Exactly reproduce each record listed below.

Dataset records:
⁂

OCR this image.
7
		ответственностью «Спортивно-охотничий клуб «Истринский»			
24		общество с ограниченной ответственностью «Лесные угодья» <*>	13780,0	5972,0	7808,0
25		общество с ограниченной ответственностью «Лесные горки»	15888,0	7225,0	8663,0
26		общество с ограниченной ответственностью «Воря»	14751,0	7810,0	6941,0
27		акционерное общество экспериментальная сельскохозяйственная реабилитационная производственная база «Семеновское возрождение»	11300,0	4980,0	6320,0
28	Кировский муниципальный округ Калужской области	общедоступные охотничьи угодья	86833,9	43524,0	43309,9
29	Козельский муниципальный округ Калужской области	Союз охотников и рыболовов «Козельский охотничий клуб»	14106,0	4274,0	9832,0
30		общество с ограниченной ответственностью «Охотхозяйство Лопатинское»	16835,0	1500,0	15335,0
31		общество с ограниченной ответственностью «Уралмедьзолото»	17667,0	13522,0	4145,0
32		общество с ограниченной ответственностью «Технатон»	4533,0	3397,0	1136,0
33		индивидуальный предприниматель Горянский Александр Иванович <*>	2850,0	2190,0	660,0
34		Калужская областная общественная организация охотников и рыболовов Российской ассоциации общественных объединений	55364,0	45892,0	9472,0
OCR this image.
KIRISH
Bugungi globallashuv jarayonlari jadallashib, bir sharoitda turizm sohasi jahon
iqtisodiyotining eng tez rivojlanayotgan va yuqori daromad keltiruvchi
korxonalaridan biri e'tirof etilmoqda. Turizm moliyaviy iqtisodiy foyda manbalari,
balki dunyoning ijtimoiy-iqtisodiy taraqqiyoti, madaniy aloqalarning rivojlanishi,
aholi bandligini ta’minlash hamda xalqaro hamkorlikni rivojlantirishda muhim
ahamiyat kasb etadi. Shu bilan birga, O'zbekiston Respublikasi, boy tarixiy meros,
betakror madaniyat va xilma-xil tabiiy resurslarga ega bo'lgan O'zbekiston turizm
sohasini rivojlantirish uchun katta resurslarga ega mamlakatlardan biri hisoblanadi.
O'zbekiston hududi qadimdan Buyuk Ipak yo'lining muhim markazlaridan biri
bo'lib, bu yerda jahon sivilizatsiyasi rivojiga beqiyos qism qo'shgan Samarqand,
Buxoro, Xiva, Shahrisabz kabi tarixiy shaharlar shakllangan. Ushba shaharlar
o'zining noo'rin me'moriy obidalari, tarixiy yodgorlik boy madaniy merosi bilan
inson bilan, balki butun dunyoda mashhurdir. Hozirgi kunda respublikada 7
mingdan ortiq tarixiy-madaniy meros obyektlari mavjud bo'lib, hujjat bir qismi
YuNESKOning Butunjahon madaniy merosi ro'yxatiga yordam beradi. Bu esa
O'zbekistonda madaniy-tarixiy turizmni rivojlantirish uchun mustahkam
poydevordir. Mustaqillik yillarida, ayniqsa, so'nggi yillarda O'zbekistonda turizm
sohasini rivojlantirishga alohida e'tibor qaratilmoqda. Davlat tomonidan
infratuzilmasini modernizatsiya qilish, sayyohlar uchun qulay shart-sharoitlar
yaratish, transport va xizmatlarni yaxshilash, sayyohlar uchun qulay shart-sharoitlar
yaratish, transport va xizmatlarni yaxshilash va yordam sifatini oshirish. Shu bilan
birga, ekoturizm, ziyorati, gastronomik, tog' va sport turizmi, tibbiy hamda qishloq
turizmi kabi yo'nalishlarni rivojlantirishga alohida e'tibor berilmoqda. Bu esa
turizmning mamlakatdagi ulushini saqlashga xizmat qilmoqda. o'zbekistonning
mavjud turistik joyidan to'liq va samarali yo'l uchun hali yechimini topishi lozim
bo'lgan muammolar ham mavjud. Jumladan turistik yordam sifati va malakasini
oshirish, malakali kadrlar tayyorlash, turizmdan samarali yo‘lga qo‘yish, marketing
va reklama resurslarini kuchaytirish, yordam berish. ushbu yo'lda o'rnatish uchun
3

⁂

■ **RESULT OF THIS TASK**
OCR this image.
7
		ответственностью «Спортивно-охотничий клуб «Истринский»			
24		общество с ограниченной ответственностью «Лесные угодья» <*>	13780,0	5972,0	7808,0
25		общество с ограниченной ответственностью «Лесные горки»	15888,0	7225,0	8663,0
26		общество с ограниченной ответственностью «Воря»	14751,0	7810,0	6941,0
27		акционерное общество экспериментальная сельскохозяйственная реабилитационная производственная база «Семеновское возрождение»	11300,0	4980,0	6320,0
28	Кировский муниципальный округ Калужской области	общедоступные охотничьи угодья	86833,9	43524,0	43309,9
29	Козельский муниципальный округ Калужской области	Союз охотников и рыболовов «Козельский охотничий клуб»	14106,0	4274,0	9832,0
30		общество с ограниченной ответственностью «Охотхозяйство Лопатинское»	16835,0	1500,0	15335,0
31		общество с ограниченной ответственностью «Уралмедьзолото»	17667,0	13522,0	4145,0
32		общество с ограниченной ответственностью «Технатон»	4533,0	3397,0	1136,0
33		индивидуальный предприниматель Горянский Александр Иванович <*>	2850,0	2190,0	660,0
34		Калужская областная общественная организация охотников и рыболовов Российской ассоциации общественных объединений	55364,0	45892,0	9472,0
OCR this image.
KIRISH
Bugungi globallashuv jarayonlari jadallashib, bir sharoitda turizm sohasi jahon
iqtisodiyotining eng tez rivojlanayotgan va yuqori daromad keltiruvchi
korxonalaridan biri e'tirof etilmoqda. Turizm moliyaviy iqtisodiy foyda manbalari,
balki dunyoning ijtimoiy-iqtisodiy taraqqiyoti, madaniy aloqalarning rivojlanishi,
aholi bandligini ta’minlash hamda xalqaro hamkorlikni rivojlantirishda muhim
ahamiyat kasb etadi. Shu bilan birga, O'zbekiston Respublikasi, boy tarixiy meros,
betakror madaniyat va xilma-xil tabiiy resurslarga ega bo'lgan O'zbekiston turizm
sohasini rivojlantirish uchun katta resurslarga ega mamlakatlardan biri hisoblanadi.
O'zbekiston hududi qadimdan Buyuk Ipak yo'lining muhim markazlaridan biri
bo'lib, bu yerda jahon sivilizatsiyasi rivojiga beqiyos qism qo'shgan Samarqand,
Buxoro, Xiva, Shahrisabz kabi tarixiy shaharlar shakllangan. Ushba shaharlar
o'zining noo'rin me'moriy obidalari, tarixiy yodgorlik boy madaniy merosi bilan
inson bilan, balki butun dunyoda mashhurdir. Hozirgi kunda respublikada 7
mingdan ortiq tarixiy-madaniy meros obyektlari mavjud bo'lib, hujjat bir qismi
YuNESKOning Butunjahon madaniy merosi ro'yxatiga yordam beradi. Bu esa
O'zbekistonda madaniy-tarixiy turizmni rivojlantirish uchun mustahkam
poydevordir. Mustaqillik yillarida, ayniqsa, so'nggi yillarda O'zbekistonda turizm
sohasini rivojlantirishga alohida e'tibor qaratilmoqda. Davlat tomonidan
infratuzilmasini modernizatsiya qilish, sayyohlar uchun qulay shart-sharoitlar
yaratish, transport va xizmatlarni yaxshilash, sayyohlar uchun qulay shart-sharoitlar
yaratish, transport va xizmatlarni yaxshilash va yordam sifatini oshirish. Shu bilan
birga, ekoturizm, ziyorati, gastronomik, tog' va sport turizmi, tibbiy hamda qishloq
turizmi kabi yo'nalishlarni rivojlantirishga alohida e'tibor berilmoqda. Bu esa
turizmning mamlakatdagi ulushini saqlashga xizmat qilmoqda. o'zbekistonning
mavjud turistik joyidan to'liq va samarali yo'l uchun hali yechimini topishi lozim
bo'lgan muammolar ham mavjud. Jumladan turistik yordam sifati va malakasini
oshirish, malakali kadrlar tayyorlash, turizmdan samarali yo‘lga qo‘yish, marketing
va reklama resurslarini kuchaytirish, yordam berish. ushbu yo'lda o'rnatish uchun
3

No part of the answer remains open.